## Task description
In the data that follows, count every line holding the string "Crumbled" and give the count alone.

(Entries taken from a collection)
┄┄┄┄┄┄┄┄┄┄┄┄┄┄┄┄┄┄┄┄

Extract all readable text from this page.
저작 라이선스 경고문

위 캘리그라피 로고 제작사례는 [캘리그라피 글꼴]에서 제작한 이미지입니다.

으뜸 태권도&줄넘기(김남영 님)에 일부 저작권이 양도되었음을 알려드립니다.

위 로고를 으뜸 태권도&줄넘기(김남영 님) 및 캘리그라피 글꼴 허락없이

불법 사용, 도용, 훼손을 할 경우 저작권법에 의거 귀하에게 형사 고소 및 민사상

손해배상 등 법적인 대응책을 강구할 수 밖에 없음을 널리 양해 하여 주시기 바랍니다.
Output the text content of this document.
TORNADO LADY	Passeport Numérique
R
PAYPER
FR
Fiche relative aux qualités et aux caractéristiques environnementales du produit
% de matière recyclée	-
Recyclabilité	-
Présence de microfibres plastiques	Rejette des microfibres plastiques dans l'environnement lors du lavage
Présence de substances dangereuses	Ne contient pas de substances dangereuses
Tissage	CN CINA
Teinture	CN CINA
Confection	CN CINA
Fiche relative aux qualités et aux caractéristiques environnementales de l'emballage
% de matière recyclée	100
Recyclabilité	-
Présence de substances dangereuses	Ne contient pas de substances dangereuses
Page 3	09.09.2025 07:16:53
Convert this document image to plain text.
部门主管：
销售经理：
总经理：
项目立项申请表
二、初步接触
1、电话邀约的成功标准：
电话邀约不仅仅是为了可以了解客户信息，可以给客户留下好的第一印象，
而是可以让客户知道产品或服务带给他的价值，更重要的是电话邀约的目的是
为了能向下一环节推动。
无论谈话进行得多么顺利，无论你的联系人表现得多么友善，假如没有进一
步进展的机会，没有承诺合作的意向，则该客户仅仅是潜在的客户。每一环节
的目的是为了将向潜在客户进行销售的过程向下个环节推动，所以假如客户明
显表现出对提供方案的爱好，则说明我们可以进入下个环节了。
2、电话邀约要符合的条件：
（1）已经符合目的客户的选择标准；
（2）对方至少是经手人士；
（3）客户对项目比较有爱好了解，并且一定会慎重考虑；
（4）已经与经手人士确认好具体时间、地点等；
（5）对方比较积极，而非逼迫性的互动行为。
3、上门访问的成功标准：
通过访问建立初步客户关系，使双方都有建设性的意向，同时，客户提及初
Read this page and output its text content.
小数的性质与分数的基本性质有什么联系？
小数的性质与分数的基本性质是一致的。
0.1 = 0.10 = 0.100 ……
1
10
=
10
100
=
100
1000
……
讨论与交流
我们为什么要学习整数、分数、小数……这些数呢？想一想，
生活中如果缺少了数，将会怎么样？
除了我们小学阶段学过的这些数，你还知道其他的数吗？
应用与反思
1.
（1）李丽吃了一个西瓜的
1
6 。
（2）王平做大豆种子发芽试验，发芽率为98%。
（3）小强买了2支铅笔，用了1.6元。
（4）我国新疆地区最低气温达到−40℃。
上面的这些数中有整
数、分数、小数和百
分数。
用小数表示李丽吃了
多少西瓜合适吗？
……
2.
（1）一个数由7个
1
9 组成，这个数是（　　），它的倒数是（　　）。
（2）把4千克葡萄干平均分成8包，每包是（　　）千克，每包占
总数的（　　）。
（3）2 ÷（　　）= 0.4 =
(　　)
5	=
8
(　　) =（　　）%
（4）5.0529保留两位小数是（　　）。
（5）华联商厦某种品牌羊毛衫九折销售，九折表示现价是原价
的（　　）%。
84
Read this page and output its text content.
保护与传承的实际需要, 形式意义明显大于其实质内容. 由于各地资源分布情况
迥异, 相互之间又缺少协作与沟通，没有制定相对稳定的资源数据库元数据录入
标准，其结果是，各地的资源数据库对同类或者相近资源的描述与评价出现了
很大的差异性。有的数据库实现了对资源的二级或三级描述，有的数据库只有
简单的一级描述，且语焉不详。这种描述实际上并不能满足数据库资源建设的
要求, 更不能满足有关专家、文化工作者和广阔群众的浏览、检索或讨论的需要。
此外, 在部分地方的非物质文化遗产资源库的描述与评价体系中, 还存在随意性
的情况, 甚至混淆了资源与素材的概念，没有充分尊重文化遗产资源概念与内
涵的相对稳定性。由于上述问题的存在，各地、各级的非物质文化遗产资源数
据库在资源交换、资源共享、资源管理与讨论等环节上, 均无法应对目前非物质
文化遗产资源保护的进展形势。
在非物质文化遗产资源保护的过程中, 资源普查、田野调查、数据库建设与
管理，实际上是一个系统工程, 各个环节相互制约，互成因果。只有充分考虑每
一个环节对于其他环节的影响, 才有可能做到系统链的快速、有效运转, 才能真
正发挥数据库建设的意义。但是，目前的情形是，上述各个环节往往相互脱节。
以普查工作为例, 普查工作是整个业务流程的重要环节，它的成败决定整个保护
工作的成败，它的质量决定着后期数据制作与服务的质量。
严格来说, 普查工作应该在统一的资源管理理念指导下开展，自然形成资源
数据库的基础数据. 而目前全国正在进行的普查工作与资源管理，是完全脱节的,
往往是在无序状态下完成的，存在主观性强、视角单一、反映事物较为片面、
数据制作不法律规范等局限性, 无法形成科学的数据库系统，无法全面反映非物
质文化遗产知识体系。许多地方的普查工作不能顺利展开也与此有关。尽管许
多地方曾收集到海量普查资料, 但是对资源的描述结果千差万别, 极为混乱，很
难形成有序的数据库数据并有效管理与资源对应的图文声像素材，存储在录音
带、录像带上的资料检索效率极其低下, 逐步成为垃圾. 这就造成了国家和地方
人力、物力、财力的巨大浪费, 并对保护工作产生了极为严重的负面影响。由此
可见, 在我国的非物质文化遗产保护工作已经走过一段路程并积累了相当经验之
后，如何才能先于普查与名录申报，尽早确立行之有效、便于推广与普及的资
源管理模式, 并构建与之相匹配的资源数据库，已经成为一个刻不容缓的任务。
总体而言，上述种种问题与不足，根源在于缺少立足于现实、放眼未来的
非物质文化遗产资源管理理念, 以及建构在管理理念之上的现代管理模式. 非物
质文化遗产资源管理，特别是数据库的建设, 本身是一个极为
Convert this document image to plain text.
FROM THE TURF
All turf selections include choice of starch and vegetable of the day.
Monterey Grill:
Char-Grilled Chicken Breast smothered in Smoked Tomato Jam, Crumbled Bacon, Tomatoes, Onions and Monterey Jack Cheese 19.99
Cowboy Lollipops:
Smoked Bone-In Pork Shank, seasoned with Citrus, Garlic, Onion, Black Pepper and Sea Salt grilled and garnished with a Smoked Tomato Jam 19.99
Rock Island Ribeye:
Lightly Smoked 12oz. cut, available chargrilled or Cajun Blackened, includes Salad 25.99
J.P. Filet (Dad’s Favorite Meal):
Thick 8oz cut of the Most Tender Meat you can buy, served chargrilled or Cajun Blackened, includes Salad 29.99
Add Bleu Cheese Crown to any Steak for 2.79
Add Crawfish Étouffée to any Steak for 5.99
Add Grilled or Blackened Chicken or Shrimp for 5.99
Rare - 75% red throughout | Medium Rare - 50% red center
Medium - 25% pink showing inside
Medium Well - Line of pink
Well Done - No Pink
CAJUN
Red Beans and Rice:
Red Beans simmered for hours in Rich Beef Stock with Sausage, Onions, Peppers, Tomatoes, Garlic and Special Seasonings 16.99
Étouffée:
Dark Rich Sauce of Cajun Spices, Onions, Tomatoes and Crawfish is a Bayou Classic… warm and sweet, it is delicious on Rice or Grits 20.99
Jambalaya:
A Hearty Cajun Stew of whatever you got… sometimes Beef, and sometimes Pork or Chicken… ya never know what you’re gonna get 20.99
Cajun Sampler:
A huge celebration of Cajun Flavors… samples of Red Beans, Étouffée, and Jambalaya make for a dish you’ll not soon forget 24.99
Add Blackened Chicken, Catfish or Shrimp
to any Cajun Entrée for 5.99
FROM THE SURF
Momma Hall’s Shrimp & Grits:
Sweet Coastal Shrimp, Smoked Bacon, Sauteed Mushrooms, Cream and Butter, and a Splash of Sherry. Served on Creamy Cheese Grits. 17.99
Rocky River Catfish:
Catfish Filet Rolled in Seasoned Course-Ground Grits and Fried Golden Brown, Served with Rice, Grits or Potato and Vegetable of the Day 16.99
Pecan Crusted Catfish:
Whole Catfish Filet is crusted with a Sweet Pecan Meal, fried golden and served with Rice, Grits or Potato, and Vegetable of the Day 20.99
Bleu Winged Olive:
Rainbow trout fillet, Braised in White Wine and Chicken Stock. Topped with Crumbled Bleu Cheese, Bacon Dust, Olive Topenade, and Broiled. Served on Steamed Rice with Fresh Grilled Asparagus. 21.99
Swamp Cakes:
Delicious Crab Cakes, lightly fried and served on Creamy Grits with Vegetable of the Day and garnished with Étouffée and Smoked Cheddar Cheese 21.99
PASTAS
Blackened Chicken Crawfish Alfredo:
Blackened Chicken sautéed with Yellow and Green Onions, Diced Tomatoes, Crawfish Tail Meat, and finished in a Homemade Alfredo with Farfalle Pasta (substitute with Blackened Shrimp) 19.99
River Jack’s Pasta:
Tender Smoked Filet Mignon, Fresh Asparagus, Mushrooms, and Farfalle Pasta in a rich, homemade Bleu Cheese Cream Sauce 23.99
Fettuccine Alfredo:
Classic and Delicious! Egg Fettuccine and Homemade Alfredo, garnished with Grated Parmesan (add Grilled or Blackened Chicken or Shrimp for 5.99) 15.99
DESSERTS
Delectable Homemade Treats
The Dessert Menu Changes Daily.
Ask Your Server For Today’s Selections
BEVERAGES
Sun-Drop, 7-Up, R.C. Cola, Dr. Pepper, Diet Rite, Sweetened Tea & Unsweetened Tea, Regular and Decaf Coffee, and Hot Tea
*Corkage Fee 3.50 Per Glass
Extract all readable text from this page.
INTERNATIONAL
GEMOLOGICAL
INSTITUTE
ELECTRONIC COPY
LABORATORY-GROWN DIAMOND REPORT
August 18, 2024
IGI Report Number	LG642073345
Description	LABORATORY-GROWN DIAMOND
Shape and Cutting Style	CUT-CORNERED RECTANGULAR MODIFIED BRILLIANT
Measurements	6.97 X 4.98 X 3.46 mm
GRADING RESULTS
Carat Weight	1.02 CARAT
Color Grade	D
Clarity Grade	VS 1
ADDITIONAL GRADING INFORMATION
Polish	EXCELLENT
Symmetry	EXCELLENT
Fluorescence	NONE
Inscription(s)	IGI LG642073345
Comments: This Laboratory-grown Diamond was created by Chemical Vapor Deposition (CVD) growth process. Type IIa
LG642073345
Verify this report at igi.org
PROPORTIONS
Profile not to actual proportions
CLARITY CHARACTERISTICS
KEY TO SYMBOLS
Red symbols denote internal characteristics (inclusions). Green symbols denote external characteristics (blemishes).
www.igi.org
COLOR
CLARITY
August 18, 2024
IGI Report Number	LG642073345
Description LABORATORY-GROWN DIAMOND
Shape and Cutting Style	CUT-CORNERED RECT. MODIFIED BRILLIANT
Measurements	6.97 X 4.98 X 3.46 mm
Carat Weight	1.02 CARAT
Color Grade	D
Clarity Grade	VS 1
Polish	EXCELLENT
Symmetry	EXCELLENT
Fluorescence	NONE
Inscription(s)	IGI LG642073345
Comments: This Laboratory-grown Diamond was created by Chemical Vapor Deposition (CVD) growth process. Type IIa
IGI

┄┄┄┄┄┄┄┄┄┄┄┄┄┄┄┄┄┄┄┄

## Answer to the exercise
2